● **EXERCISE AIM**:
Count the lines below that contain the string "right". Reply with the number alone.

● **EXERCISE MATERIAL**:
------------------------------
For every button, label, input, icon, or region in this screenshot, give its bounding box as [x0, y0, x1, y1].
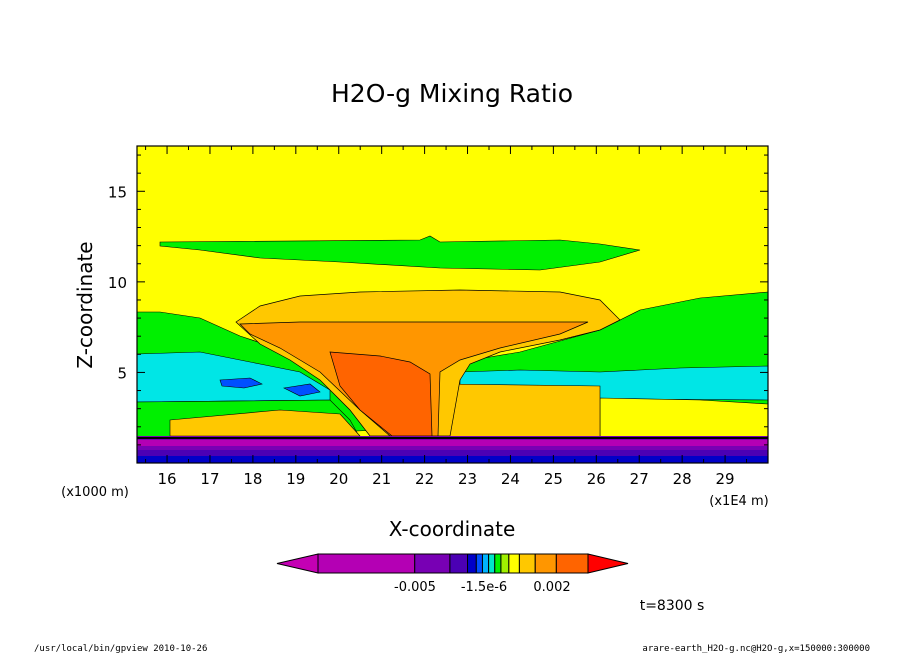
colorbar-label: -0.005: [394, 580, 436, 595]
colorbar-segment: [494, 553, 502, 574]
y-tick-label: 15: [108, 183, 127, 201]
x-tick-label: 21: [372, 470, 391, 488]
x-tick-label: 26: [587, 470, 606, 488]
colorbar-right-arrow: [587, 553, 629, 574]
colorbar-segment: [508, 553, 520, 574]
y-axis-label: Z-coordinate: [73, 241, 97, 368]
x-tick-label: 18: [243, 470, 262, 488]
y-axis: 5 10 15: [108, 154, 768, 446]
colorbar-segment: [518, 553, 536, 574]
colorbar-segment: [449, 553, 469, 574]
x-tick-label: 27: [630, 470, 649, 488]
colorbar-segment: [414, 553, 451, 574]
x-tick-label: 24: [501, 470, 520, 488]
colorbar-label: 0.002: [533, 580, 570, 595]
x-axis: 16 17 18 19 20 21 22 23 24 25 26 27 28 29: [145, 146, 748, 488]
colorbar-segment: [555, 553, 589, 574]
colorbar-segment: [475, 553, 483, 574]
x-tick-label: 23: [458, 470, 477, 488]
field-blue-base: [137, 456, 768, 463]
x-axis-label: X-coordinate: [389, 517, 516, 541]
y-tick-label: 10: [108, 274, 127, 292]
field-blue-blob-2: [283, 383, 321, 397]
time-label: t=8300 s: [640, 598, 705, 614]
field-violet-band: [137, 440, 768, 446]
colorbar-segment: [467, 553, 477, 574]
contour-field: [137, 146, 768, 463]
field-gold-left-lower: [169, 409, 361, 437]
x-tick-label: 17: [200, 470, 219, 488]
colorbar-segment: [500, 553, 510, 574]
x-tick-label: 16: [158, 470, 177, 488]
x-tick-label: 20: [329, 470, 348, 488]
colorbar-labels: -0.005 -1.5e-6 0.002: [394, 580, 571, 595]
colorbar: [276, 553, 629, 574]
footer-left: /usr/local/bin/gpview 2010-10-26: [34, 644, 207, 654]
x-tick-label: 25: [544, 470, 563, 488]
chart-title: H2O-g Mixing Ratio: [331, 79, 573, 108]
colorbar-segment: [317, 553, 416, 574]
field-indigo-band: [137, 450, 768, 458]
plot-frame: [136, 145, 769, 464]
field-blue-blob-1: [219, 377, 263, 389]
field-green-upper: [159, 235, 641, 271]
footer-right: arare-earth_H2O-g.nc@H2O-g,x=150000:3000…: [642, 644, 870, 654]
y-tick-label: 5: [117, 364, 127, 382]
colorbar-left-arrow: [276, 553, 319, 574]
x-tick-label: 22: [415, 470, 434, 488]
y-unit-label: (x1000 m): [61, 485, 129, 500]
field-gold-lower: [439, 383, 601, 439]
x-tick-label: 29: [716, 470, 735, 488]
x-tick-label: 19: [286, 470, 305, 488]
x-unit-label: (x1E4 m): [709, 494, 768, 509]
field-yellow-right-low: [599, 397, 768, 439]
colorbar-segment: [488, 553, 496, 574]
colorbar-segment: [481, 553, 490, 574]
x-tick-label: 28: [673, 470, 692, 488]
colorbar-segment: [534, 553, 557, 574]
colorbar-label: -1.5e-6: [461, 580, 507, 595]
------------------------------
● **WRITTEN RESPONSE**:
3